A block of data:
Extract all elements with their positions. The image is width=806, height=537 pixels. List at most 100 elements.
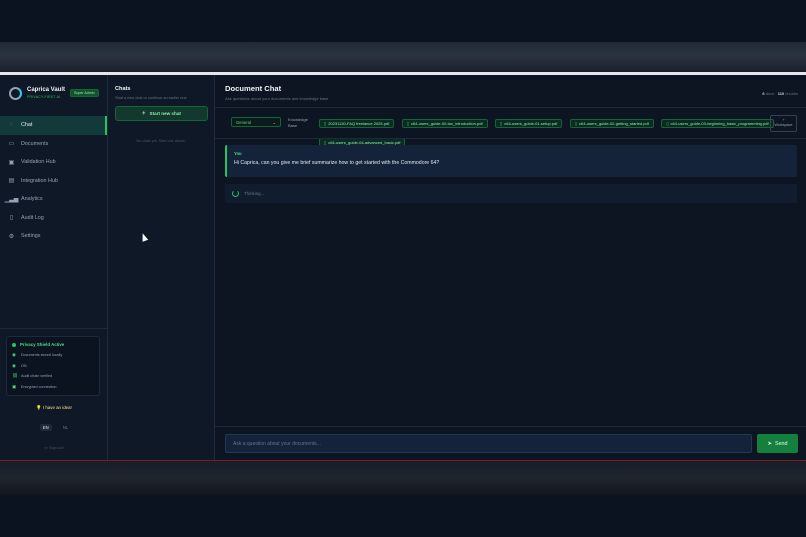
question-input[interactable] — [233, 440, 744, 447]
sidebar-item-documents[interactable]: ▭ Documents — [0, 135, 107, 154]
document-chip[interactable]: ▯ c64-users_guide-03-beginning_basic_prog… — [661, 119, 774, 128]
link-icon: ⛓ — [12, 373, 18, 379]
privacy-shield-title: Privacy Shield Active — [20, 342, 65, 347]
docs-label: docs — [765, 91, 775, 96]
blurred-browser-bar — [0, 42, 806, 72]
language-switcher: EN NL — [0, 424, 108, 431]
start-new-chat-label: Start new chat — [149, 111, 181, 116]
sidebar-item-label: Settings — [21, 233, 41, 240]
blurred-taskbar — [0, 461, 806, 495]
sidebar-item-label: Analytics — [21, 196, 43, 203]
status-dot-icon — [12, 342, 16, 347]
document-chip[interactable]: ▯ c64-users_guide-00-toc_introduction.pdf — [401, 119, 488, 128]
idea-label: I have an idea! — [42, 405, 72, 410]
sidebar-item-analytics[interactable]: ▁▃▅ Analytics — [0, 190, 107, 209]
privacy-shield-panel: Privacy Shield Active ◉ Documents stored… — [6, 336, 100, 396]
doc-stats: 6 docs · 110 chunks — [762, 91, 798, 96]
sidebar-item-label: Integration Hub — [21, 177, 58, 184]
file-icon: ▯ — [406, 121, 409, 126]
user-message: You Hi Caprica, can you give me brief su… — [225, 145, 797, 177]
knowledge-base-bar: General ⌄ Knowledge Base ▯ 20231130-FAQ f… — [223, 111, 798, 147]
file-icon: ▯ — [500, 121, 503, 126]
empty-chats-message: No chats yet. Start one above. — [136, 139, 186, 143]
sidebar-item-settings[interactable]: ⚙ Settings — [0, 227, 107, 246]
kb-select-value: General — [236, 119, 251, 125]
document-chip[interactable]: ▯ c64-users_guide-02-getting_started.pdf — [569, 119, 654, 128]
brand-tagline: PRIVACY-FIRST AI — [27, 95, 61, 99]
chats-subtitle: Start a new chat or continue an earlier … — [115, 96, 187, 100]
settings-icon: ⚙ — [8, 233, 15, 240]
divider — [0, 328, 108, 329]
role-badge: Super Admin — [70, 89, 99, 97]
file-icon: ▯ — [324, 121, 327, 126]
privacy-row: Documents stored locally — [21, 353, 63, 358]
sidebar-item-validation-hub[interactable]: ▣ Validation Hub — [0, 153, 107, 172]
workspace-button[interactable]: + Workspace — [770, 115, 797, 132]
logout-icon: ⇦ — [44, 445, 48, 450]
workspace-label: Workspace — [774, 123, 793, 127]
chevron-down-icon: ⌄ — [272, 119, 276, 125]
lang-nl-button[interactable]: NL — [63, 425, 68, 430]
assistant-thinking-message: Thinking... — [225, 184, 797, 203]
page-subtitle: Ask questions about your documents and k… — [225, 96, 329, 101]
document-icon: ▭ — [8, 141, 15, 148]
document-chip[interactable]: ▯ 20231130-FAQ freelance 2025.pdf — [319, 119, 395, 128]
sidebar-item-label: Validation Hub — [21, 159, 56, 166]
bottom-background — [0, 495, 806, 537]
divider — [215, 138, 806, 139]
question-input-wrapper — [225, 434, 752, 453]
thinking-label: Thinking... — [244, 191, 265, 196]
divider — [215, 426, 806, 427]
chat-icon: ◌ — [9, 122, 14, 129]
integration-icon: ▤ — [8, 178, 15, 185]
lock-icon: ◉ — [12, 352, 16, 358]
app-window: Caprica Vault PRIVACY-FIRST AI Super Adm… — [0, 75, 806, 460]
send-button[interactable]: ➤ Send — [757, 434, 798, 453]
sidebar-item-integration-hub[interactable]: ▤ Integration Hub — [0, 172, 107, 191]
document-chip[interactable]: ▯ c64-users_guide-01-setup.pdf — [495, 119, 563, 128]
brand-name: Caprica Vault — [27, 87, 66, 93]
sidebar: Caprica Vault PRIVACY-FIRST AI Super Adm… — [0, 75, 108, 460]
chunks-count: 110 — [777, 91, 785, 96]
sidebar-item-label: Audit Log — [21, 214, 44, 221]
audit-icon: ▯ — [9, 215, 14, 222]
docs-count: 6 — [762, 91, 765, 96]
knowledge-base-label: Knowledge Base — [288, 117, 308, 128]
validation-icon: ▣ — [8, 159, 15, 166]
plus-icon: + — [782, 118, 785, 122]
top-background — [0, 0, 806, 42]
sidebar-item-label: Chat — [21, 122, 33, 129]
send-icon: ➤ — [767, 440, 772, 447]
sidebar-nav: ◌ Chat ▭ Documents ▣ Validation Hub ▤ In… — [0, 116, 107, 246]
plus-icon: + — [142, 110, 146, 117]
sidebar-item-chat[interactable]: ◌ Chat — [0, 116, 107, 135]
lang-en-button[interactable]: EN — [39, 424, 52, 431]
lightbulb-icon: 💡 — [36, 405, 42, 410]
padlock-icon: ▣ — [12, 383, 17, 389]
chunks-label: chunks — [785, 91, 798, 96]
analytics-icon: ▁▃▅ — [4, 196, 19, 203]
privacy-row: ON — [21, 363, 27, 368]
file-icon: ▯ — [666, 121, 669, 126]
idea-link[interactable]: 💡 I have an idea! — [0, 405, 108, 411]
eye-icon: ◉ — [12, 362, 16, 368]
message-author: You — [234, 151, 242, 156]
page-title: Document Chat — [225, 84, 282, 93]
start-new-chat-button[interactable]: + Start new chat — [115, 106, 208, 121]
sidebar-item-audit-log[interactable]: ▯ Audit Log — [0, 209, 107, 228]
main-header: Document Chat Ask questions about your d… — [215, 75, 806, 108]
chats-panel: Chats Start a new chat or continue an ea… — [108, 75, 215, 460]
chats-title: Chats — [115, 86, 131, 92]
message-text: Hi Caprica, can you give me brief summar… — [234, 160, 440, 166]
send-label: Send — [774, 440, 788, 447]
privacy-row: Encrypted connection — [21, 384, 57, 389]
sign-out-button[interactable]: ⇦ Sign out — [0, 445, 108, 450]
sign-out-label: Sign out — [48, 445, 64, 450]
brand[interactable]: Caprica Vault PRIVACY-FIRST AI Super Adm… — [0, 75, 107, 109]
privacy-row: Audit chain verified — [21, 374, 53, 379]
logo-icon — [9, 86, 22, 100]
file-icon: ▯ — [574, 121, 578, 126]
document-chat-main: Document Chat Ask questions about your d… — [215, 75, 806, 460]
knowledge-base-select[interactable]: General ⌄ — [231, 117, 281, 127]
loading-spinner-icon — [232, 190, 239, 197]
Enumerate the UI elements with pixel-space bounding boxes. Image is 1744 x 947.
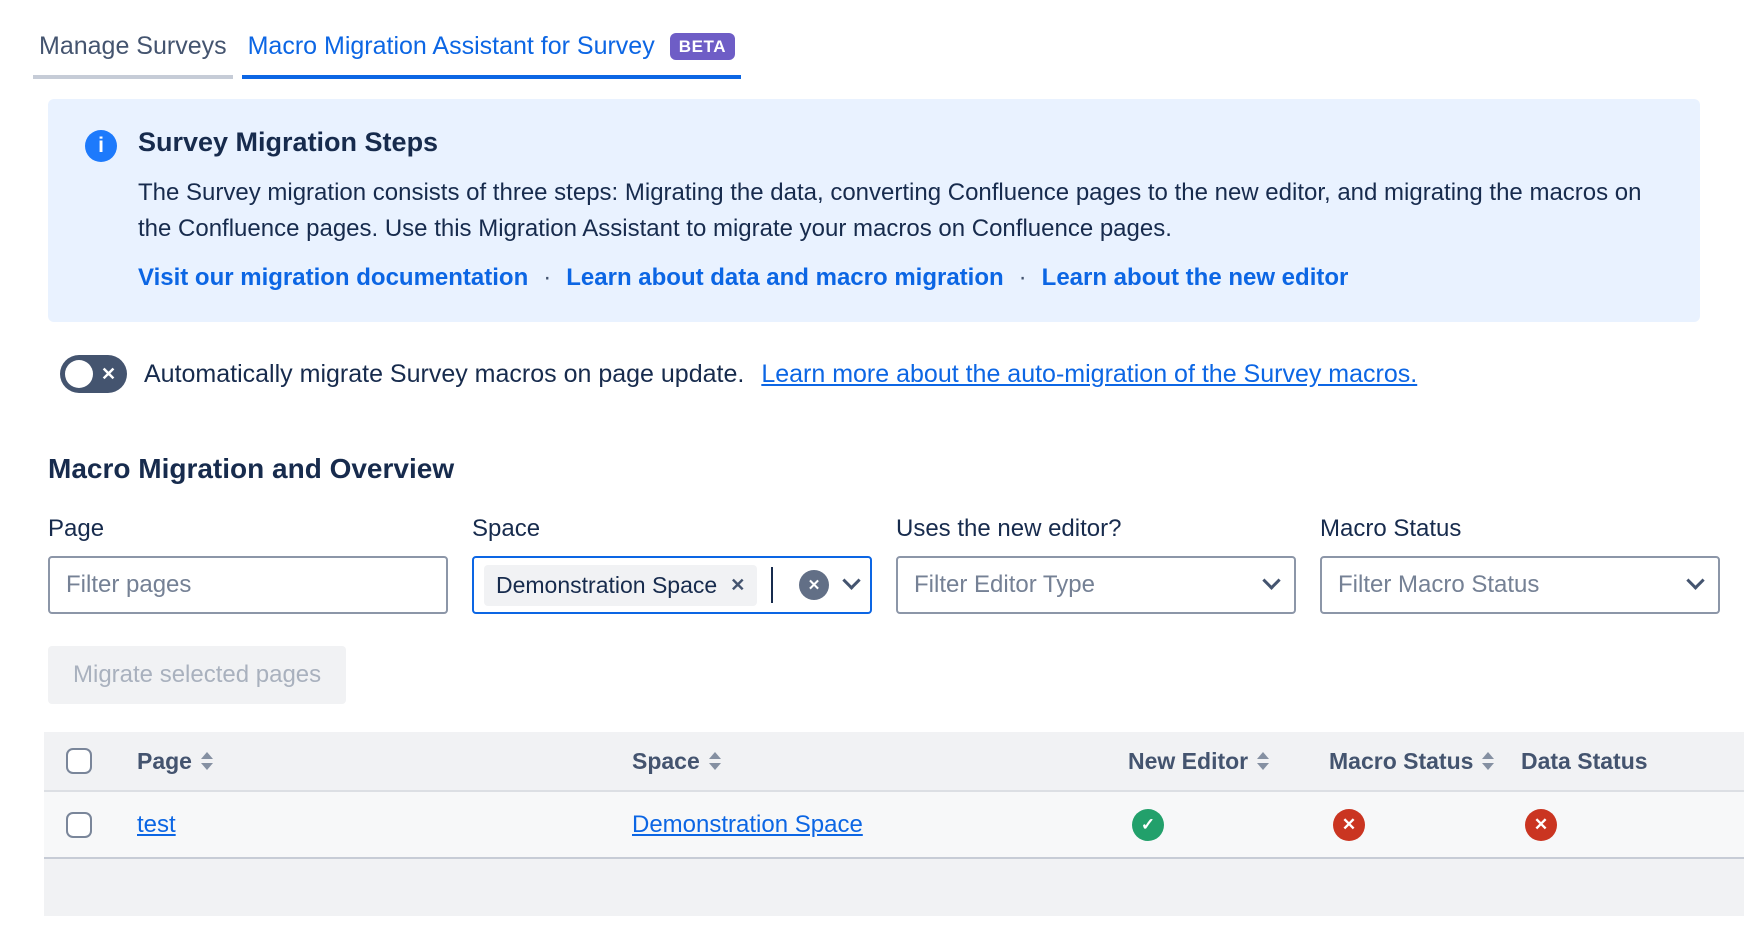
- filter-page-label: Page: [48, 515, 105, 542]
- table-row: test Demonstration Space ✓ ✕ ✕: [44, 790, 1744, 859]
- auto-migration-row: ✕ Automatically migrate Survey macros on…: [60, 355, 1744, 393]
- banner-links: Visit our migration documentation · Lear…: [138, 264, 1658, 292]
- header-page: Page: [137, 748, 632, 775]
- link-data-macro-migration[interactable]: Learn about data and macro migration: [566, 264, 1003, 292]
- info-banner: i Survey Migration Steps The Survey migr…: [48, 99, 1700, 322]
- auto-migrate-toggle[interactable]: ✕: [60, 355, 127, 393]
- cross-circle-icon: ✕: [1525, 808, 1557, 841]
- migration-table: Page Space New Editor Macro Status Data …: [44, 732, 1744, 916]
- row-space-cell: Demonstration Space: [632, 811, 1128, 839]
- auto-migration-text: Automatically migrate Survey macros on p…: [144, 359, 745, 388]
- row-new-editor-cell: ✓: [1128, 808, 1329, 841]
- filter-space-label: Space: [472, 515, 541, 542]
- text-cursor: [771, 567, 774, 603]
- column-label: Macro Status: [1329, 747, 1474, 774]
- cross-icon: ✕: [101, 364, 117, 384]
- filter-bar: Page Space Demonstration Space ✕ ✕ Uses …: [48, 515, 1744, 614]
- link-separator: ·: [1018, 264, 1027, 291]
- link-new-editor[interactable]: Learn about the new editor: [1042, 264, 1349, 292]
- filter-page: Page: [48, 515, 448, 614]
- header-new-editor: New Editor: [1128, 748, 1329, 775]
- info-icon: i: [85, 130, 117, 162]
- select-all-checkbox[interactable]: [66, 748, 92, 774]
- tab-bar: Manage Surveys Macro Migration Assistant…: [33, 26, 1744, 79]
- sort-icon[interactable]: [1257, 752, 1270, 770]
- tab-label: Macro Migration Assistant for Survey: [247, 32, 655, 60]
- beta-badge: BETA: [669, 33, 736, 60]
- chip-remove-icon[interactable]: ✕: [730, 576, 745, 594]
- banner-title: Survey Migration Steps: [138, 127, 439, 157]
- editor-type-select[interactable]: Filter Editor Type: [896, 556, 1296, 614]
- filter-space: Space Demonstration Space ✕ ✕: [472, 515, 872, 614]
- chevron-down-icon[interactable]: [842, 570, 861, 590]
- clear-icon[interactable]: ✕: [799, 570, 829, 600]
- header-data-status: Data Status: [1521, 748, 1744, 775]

*Goal of the exercise*
Format as a numbered list the lines starting at the one containing "question-input[interactable] — [233, 440, 744, 447]" and ending after the one containing "sidebar-item-label: Integration Hub", with blank lines left out.

*Task result*
1. question-input[interactable] — [233, 440, 744, 447]
2. sidebar-item-documents[interactable]: ▭ Documents — [0, 135, 107, 154]
3. document-chip[interactable]: ▯ c64-users_guide-03-beginning_basic_prog… — [661, 119, 774, 128]
4. link-icon: ⛓ — [12, 373, 18, 379]
5. privacy-shield-title: Privacy Shield Active — [20, 342, 65, 347]
6. docs-label: docs — [765, 91, 775, 96]
7. blurred-browser-bar — [0, 42, 806, 72]
8. language-switcher: EN NL — [0, 424, 108, 431]
9. start-new-chat-label: Start new chat — [149, 111, 181, 116]
10. sidebar-item-label: Settings — [21, 233, 41, 240]
11. blurred-taskbar — [0, 461, 806, 495]
12. sidebar-item-label: Analytics — [21, 196, 43, 203]
13. status-dot-icon — [12, 342, 16, 347]
14. document-chip[interactable]: ▯ c64-users_guide-00-toc_introduction.pdf — [401, 119, 488, 128]
15. idea-label: I have an idea! — [42, 405, 72, 410]
16. sidebar-item-analytics[interactable]: ▁▃▅ Analytics — [0, 190, 107, 209]
17. privacy-shield-panel: Privacy Shield Active ◉ Documents stored… — [6, 336, 100, 396]
18. doc-stats: 6 docs · 110 chunks — [762, 91, 798, 96]
19. sidebar-item-label: Integration Hub — [21, 177, 58, 184]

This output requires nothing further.